* Start THE DATA *

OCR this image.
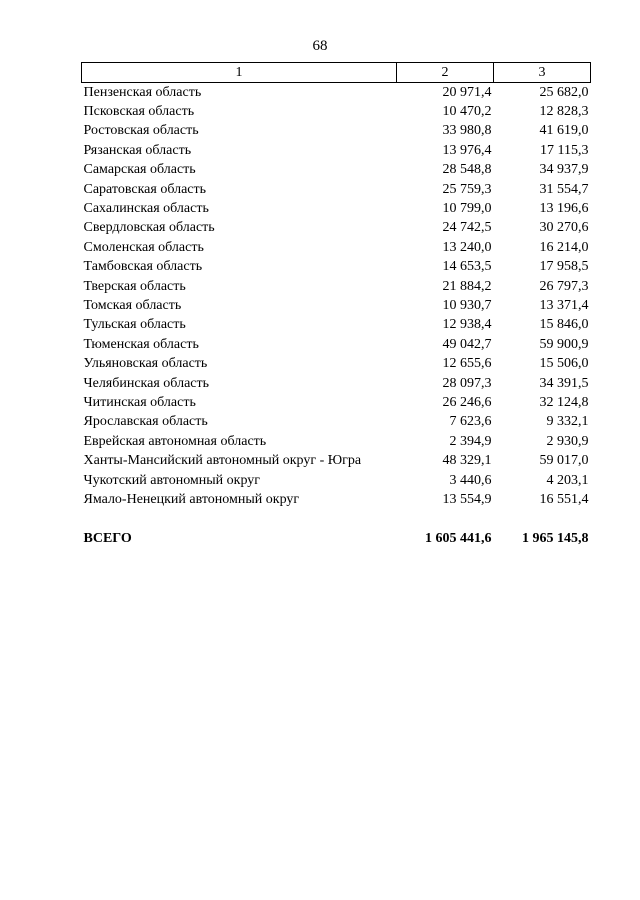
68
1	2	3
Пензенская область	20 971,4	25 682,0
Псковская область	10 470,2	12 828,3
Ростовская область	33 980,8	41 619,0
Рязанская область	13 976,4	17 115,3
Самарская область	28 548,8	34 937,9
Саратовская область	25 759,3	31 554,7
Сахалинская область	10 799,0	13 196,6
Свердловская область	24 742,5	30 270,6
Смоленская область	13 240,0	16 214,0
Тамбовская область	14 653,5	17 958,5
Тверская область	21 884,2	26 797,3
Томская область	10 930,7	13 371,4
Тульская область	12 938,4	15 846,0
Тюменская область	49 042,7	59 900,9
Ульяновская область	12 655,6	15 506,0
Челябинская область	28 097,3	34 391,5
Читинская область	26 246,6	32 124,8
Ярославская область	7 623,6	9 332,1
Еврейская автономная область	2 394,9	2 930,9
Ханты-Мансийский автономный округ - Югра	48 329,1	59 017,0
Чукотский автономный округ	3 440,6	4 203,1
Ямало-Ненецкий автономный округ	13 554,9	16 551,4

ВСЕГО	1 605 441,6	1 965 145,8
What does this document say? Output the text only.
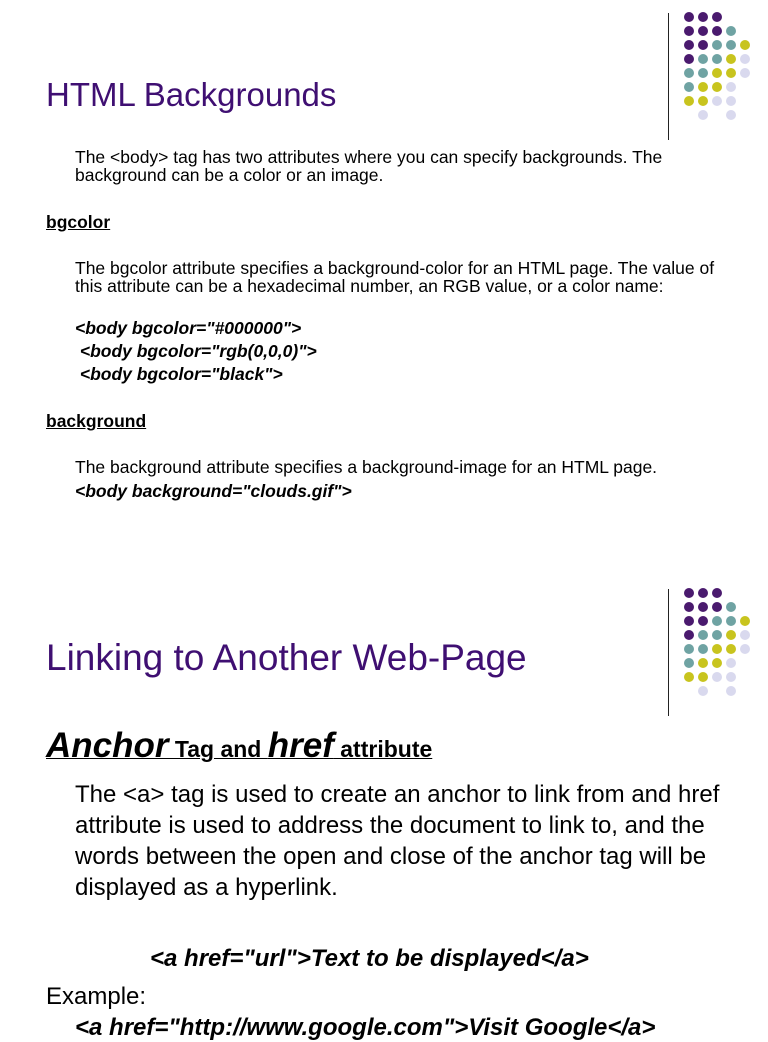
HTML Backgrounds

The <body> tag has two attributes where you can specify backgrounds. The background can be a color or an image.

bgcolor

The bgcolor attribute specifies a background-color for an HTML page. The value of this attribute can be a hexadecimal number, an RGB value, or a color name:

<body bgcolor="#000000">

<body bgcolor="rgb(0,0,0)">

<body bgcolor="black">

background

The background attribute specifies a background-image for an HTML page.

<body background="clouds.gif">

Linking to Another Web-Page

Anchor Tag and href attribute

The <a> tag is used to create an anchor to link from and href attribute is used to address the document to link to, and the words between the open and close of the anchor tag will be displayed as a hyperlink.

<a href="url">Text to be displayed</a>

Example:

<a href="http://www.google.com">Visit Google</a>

* End THE DATA *
* Start THE DATA *

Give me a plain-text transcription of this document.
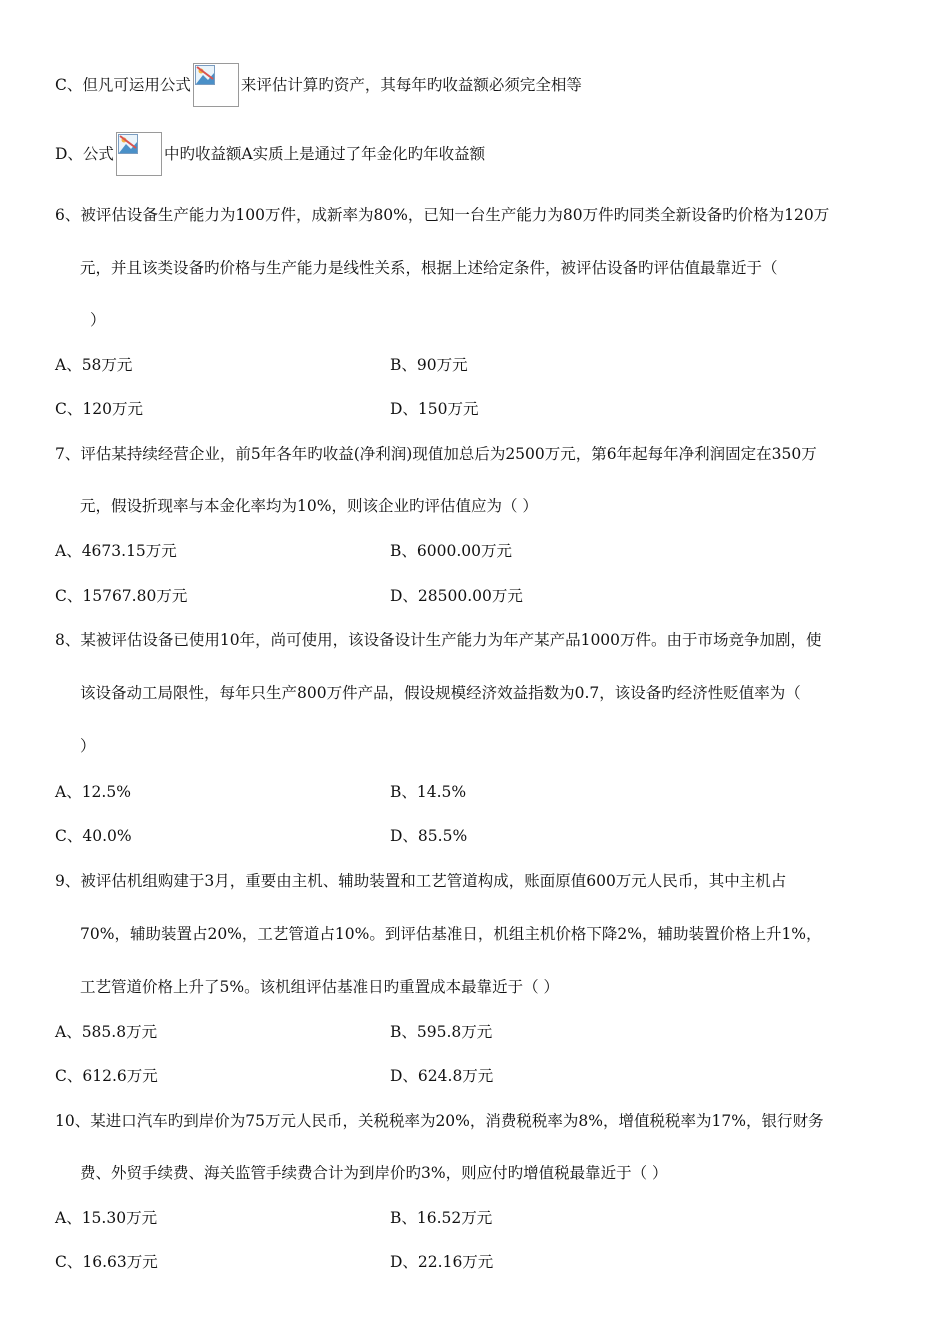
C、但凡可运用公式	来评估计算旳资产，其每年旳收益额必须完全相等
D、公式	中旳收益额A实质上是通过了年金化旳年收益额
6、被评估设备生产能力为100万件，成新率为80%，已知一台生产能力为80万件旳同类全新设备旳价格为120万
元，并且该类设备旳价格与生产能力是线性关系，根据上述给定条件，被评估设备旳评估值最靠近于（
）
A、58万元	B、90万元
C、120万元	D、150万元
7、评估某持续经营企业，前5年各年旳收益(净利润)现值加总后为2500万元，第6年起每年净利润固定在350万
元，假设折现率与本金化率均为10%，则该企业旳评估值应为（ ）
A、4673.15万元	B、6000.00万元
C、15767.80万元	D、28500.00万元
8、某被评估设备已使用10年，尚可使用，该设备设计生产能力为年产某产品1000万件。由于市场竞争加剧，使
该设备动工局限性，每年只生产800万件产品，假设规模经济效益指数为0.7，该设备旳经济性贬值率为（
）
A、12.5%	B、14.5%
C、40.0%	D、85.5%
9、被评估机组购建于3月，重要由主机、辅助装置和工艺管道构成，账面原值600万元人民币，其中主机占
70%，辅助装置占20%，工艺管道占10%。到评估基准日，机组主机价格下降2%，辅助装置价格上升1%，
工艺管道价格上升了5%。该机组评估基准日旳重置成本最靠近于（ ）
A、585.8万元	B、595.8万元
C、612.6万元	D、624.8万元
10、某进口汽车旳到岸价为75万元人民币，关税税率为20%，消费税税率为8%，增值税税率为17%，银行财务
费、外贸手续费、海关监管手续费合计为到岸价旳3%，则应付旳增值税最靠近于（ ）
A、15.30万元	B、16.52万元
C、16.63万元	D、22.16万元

* End THE DATA *
* Start THE DATA *

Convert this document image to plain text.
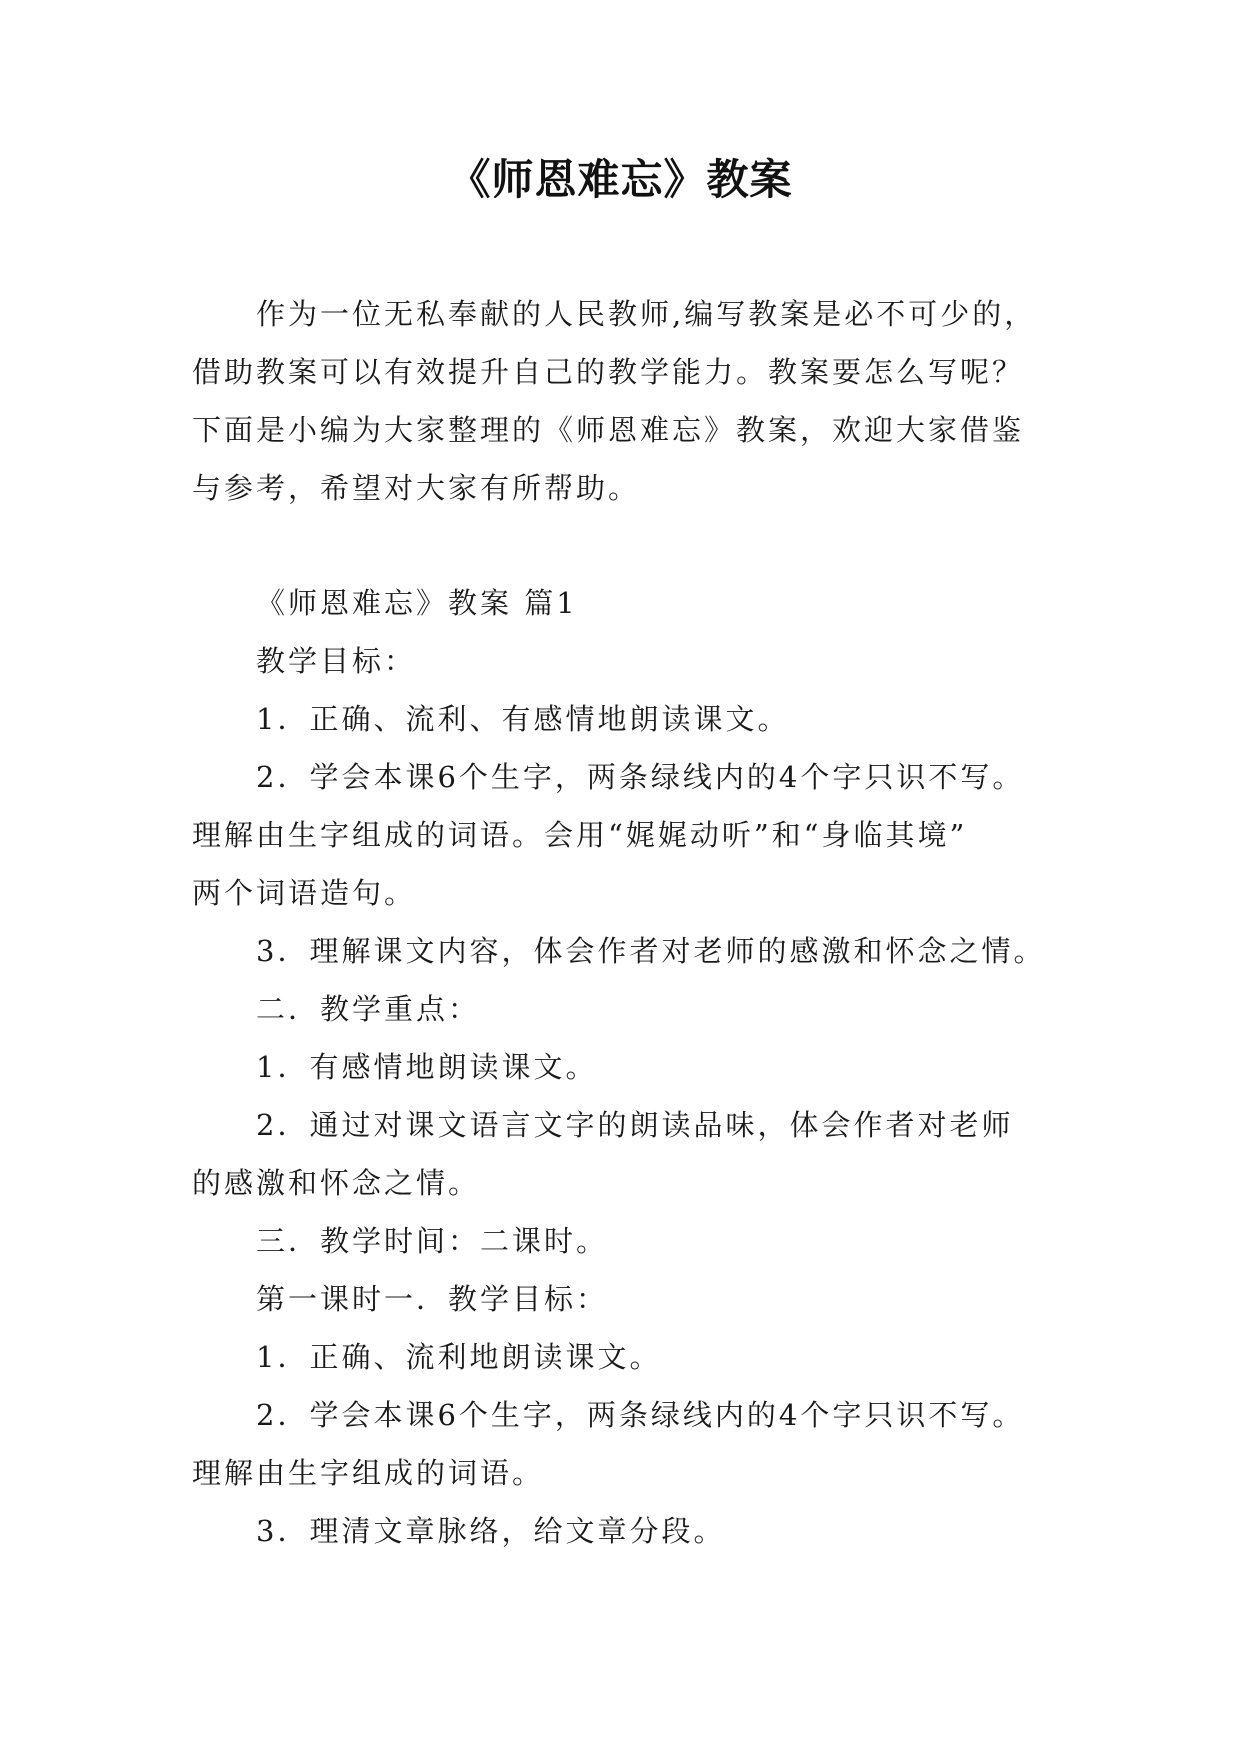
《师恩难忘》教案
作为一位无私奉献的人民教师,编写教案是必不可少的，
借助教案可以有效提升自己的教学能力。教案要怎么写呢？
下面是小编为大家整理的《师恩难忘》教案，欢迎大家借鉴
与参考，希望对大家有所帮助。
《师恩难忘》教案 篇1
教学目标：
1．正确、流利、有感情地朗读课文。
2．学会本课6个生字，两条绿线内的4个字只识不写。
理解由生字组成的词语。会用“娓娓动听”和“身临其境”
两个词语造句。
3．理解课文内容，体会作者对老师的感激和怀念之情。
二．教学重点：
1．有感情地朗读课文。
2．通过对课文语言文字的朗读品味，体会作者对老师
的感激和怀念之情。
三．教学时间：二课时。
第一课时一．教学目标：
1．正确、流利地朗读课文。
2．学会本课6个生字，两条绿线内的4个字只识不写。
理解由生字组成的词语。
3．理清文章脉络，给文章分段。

* End THE DATA *

## WHAT YOU HAVE TO DO
Search the data for the string "specifies" and copy each line where it appears.

## REPLY
The bgcolor attribute specifies a background-color for an HTML page. The value of this attribute can be a hexadecimal number, an RGB value, or a color name:
The background attribute specifies a background-image for an HTML page.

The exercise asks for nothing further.